===== Data for this task

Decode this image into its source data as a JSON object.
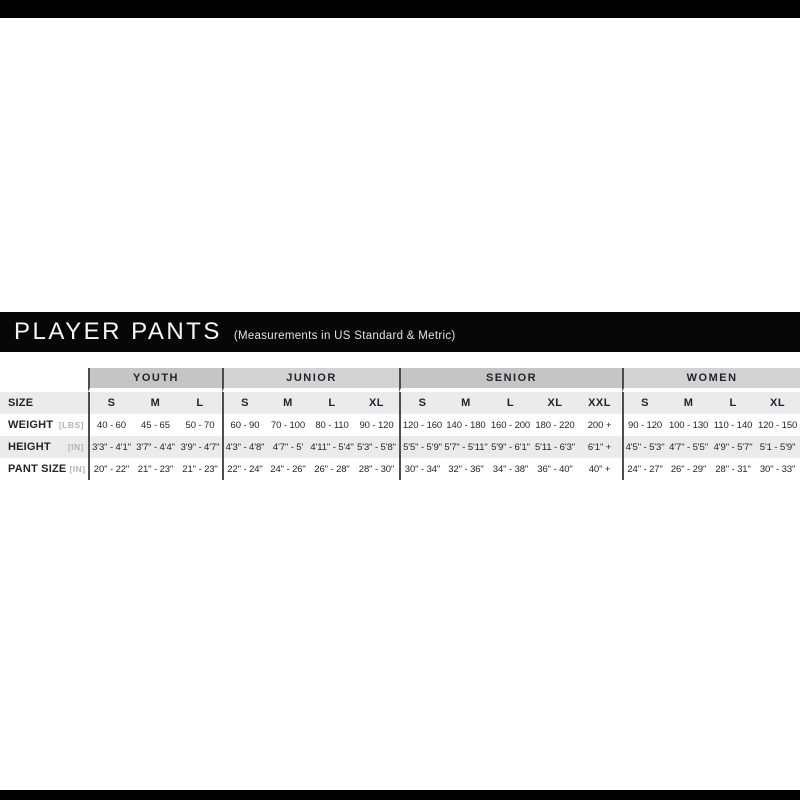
{
  "colors": {
    "page_bg": "#ffffff",
    "bar_black": "#000000",
    "header_bg": "#070707",
    "header_text": "#f7f7f7",
    "header_subtext": "#e2e2e2",
    "group_header_dark": "#c5c5c5",
    "group_header_light": "#d3d3d3",
    "stripe_gray": "#ebebeb",
    "divider_dark": "#4d4d4d",
    "cell_text": "#23232d",
    "unit_text": "#b3b3b3"
  },
  "header": {
    "title": "PLAYER PANTS",
    "subtitle": "(Measurements in US Standard & Metric)"
  },
  "table": {
    "groups": [
      {
        "label": "YOUTH",
        "shade": "dark",
        "cols": 3
      },
      {
        "label": "JUNIOR",
        "shade": "light",
        "cols": 4
      },
      {
        "label": "SENIOR",
        "shade": "dark",
        "cols": 5
      },
      {
        "label": "WOMEN",
        "shade": "light",
        "cols": 4
      }
    ],
    "rows": [
      {
        "label": "SIZE",
        "unit": "",
        "emphasis": true,
        "values": [
          "S",
          "M",
          "L",
          "S",
          "M",
          "L",
          "XL",
          "S",
          "M",
          "L",
          "XL",
          "XXL",
          "S",
          "M",
          "L",
          "XL"
        ]
      },
      {
        "label": "WEIGHT",
        "unit": "[LBS]",
        "emphasis": false,
        "values": [
          "40 - 60",
          "45 - 65",
          "50 - 70",
          "60 - 90",
          "70 - 100",
          "80 - 110",
          "90 - 120",
          "120 - 160",
          "140 - 180",
          "160 - 200",
          "180 - 220",
          "200 +",
          "90 - 120",
          "100 - 130",
          "110 - 140",
          "120 - 150"
        ]
      },
      {
        "label": "HEIGHT",
        "unit": "[IN]",
        "emphasis": false,
        "values": [
          "3'3\" - 4'1\"",
          "3'7\" - 4'4\"",
          "3'9\" - 4'7\"",
          "4'3\" - 4'8\"",
          "4'7\" - 5'",
          "4'11\" - 5'4\"",
          "5'3\" - 5'8\"",
          "5'5\" - 5'9\"",
          "5'7\" - 5'11\"",
          "5'9\" - 6'1\"",
          "5'11 - 6'3\"",
          "6'1\" +",
          "4'5\" - 5'3\"",
          "4'7\" - 5'5\"",
          "4'9\" - 5'7\"",
          "5'1 - 5'9\""
        ]
      },
      {
        "label": "PANT SIZE",
        "unit": "[IN]",
        "emphasis": false,
        "values": [
          "20\" - 22\"",
          "21\" - 23\"",
          "21\" - 23\"",
          "22\" - 24\"",
          "24\" - 26\"",
          "26\" - 28\"",
          "28\" - 30\"",
          "30\" - 34\"",
          "32\" - 36\"",
          "34\" - 38\"",
          "36\" - 40\"",
          "40\" +",
          "24\" - 27\"",
          "26\" - 29\"",
          "28\" - 31\"",
          "30\" - 33\""
        ]
      }
    ]
  }
}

==========

■ Request ■
Quote the listing above in full, except for the pictures.

■ The output ■
Decode this image into its source data as a JSON object.
{
  "colors": {
    "page_bg": "#ffffff",
    "bar_black": "#000000",
    "header_bg": "#070707",
    "header_text": "#f7f7f7",
    "header_subtext": "#e2e2e2",
    "group_header_dark": "#c5c5c5",
    "group_header_light": "#d3d3d3",
    "stripe_gray": "#ebebeb",
    "divider_dark": "#4d4d4d",
    "cell_text": "#23232d",
    "unit_text": "#b3b3b3"
  },
  "header": {
    "title": "PLAYER PANTS",
    "subtitle": "(Measurements in US Standard & Metric)"
  },
  "table": {
    "groups": [
      {
        "label": "YOUTH",
        "shade": "dark",
        "cols": 3
      },
      {
        "label": "JUNIOR",
        "shade": "light",
        "cols": 4
      },
      {
        "label": "SENIOR",
        "shade": "dark",
        "cols": 5
      },
      {
        "label": "WOMEN",
        "shade": "light",
        "cols": 4
      }
    ],
    "rows": [
      {
        "label": "SIZE",
        "unit": "",
        "emphasis": true,
        "values": [
          "S",
          "M",
          "L",
          "S",
          "M",
          "L",
          "XL",
          "S",
          "M",
          "L",
          "XL",
          "XXL",
          "S",
          "M",
          "L",
          "XL"
        ]
      },
      {
        "label": "WEIGHT",
        "unit": "[LBS]",
        "emphasis": false,
        "values": [
          "40 - 60",
          "45 - 65",
          "50 - 70",
          "60 - 90",
          "70 - 100",
          "80 - 110",
          "90 - 120",
          "120 - 160",
          "140 - 180",
          "160 - 200",
          "180 - 220",
          "200 +",
          "90 - 120",
          "100 - 130",
          "110 - 140",
          "120 - 150"
        ]
      },
      {
        "label": "HEIGHT",
        "unit": "[IN]",
        "emphasis": false,
        "values": [
          "3'3\" - 4'1\"",
          "3'7\" - 4'4\"",
          "3'9\" - 4'7\"",
          "4'3\" - 4'8\"",
          "4'7\" - 5'",
          "4'11\" - 5'4\"",
          "5'3\" - 5'8\"",
          "5'5\" - 5'9\"",
          "5'7\" - 5'11\"",
          "5'9\" - 6'1\"",
          "5'11 - 6'3\"",
          "6'1\" +",
          "4'5\" - 5'3\"",
          "4'7\" - 5'5\"",
          "4'9\" - 5'7\"",
          "5'1 - 5'9\""
        ]
      },
      {
        "label": "PANT SIZE",
        "unit": "[IN]",
        "emphasis": false,
        "values": [
          "20\" - 22\"",
          "21\" - 23\"",
          "21\" - 23\"",
          "22\" - 24\"",
          "24\" - 26\"",
          "26\" - 28\"",
          "28\" - 30\"",
          "30\" - 34\"",
          "32\" - 36\"",
          "34\" - 38\"",
          "36\" - 40\"",
          "40\" +",
          "24\" - 27\"",
          "26\" - 29\"",
          "28\" - 31\"",
          "30\" - 33\""
        ]
      }
    ]
  }
}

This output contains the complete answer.